*Required task*
Output all the entries word for word. Omit the pictures.

*Entries supplied*
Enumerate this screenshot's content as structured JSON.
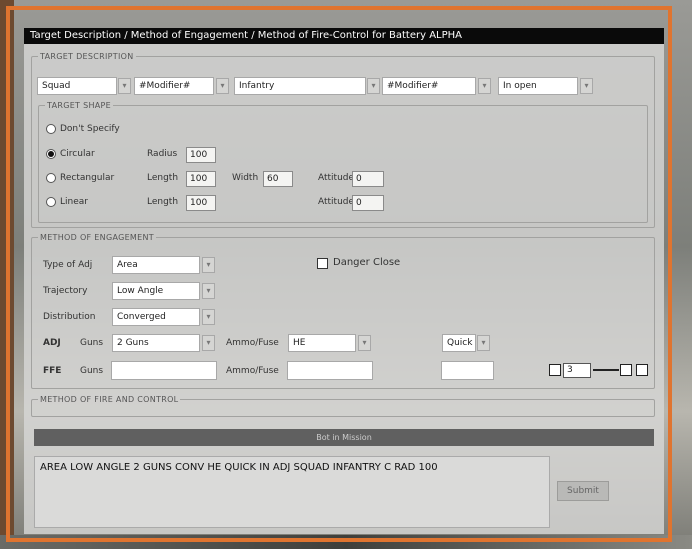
{
  "title": "Target Description / Method of Engagement / Method of Fire-Control for Battery ALPHA",
  "target_description": {
    "legend": "TARGET DESCRIPTION",
    "combos": [
      {
        "value": "Squad"
      },
      {
        "value": "#Modifier#"
      },
      {
        "value": "Infantry"
      },
      {
        "value": "#Modifier#"
      },
      {
        "value": "In open"
      }
    ]
  },
  "target_shape": {
    "legend": "TARGET SHAPE",
    "options": [
      "Don't Specify",
      "Circular",
      "Rectangular",
      "Linear"
    ],
    "selected": "Circular",
    "radius_label": "Radius",
    "radius_value": "100",
    "length_label": "Length",
    "rect_length_value": "100",
    "width_label": "Width",
    "width_value": "60",
    "attitude_label": "Attitude",
    "rect_attitude_value": "0",
    "linear_length_value": "100",
    "linear_attitude_value": "0"
  },
  "method_of_engagement": {
    "legend": "METHOD OF ENGAGEMENT",
    "type_label": "Type of Adj",
    "type_value": "Area",
    "trajectory_label": "Trajectory",
    "trajectory_value": "Low Angle",
    "distribution_label": "Distribution",
    "distribution_value": "Converged",
    "danger_close_label": "Danger Close",
    "adj_label": "ADJ",
    "guns_label": "Guns",
    "adj_guns_value": "2 Guns",
    "ammo_label": "Ammo/Fuse",
    "adj_ammo_value": "HE",
    "adj_fuse_value": "Quick",
    "ffe_label": "FFE",
    "ffe_guns_value": "",
    "ffe_ammo_value": "",
    "ffe_extra_value": "",
    "rounds_value": "3"
  },
  "method_of_fire_control": {
    "legend": "METHOD OF FIRE AND CONTROL"
  },
  "bar_label": "Bot in Mission",
  "output_text": "AREA LOW ANGLE 2 GUNS CONV HE QUICK IN ADJ SQUAD INFANTRY C RAD 100",
  "submit_label": "Submit",
  "colors": {
    "frame": "#e0742f",
    "titlebar": "#0a0a0a"
  }
}
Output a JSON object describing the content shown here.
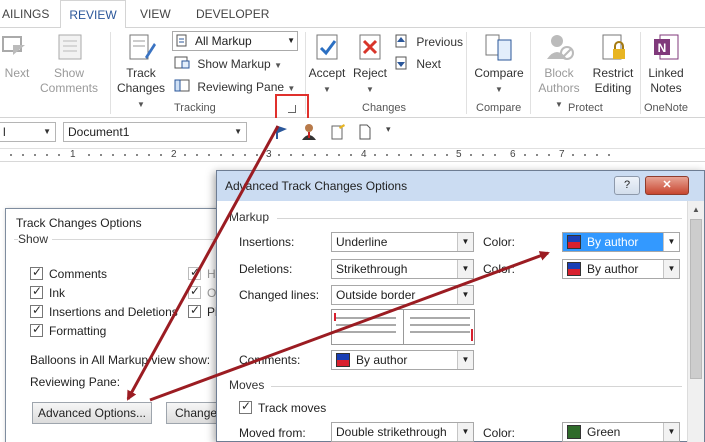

*Reply*
Enumerate this screenshot's content as structured JSON.
{
  "title": "Target Description / Method of Engagement / Method of Fire-Control for Battery ALPHA",
  "target_description": {
    "legend": "TARGET DESCRIPTION",
    "combos": [
      {
        "value": "Squad"
      },
      {
        "value": "#Modifier#"
      },
      {
        "value": "Infantry"
      },
      {
        "value": "#Modifier#"
      },
      {
        "value": "In open"
      }
    ]
  },
  "target_shape": {
    "legend": "TARGET SHAPE",
    "options": [
      "Don't Specify",
      "Circular",
      "Rectangular",
      "Linear"
    ],
    "selected": "Circular",
    "radius_label": "Radius",
    "radius_value": "100",
    "length_label": "Length",
    "rect_length_value": "100",
    "width_label": "Width",
    "width_value": "60",
    "attitude_label": "Attitude",
    "rect_attitude_value": "0",
    "linear_length_value": "100",
    "linear_attitude_value": "0"
  },
  "method_of_engagement": {
    "legend": "METHOD OF ENGAGEMENT",
    "type_label": "Type of Adj",
    "type_value": "Area",
    "trajectory_label": "Trajectory",
    "trajectory_value": "Low Angle",
    "distribution_label": "Distribution",
    "distribution_value": "Converged",
    "danger_close_label": "Danger Close",
    "adj_label": "ADJ",
    "guns_label": "Guns",
    "adj_guns_value": "2 Guns",
    "ammo_label": "Ammo/Fuse",
    "adj_ammo_value": "HE",
    "adj_fuse_value": "Quick",
    "ffe_label": "FFE",
    "ffe_guns_value": "",
    "ffe_ammo_value": "",
    "ffe_extra_value": "",
    "rounds_value": "3"
  },
  "method_of_fire_control": {
    "legend": "METHOD OF FIRE AND CONTROL"
  },
  "bar_label": "Bot in Mission",
  "output_text": "AREA LOW ANGLE 2 GUNS CONV HE QUICK IN ADJ SQUAD INFANTRY C RAD 100",
  "submit_label": "Submit",
  "colors": {
    "frame": "#e0742f",
    "titlebar": "#0a0a0a"
  }
}
Output a JSON object describing the content shown here.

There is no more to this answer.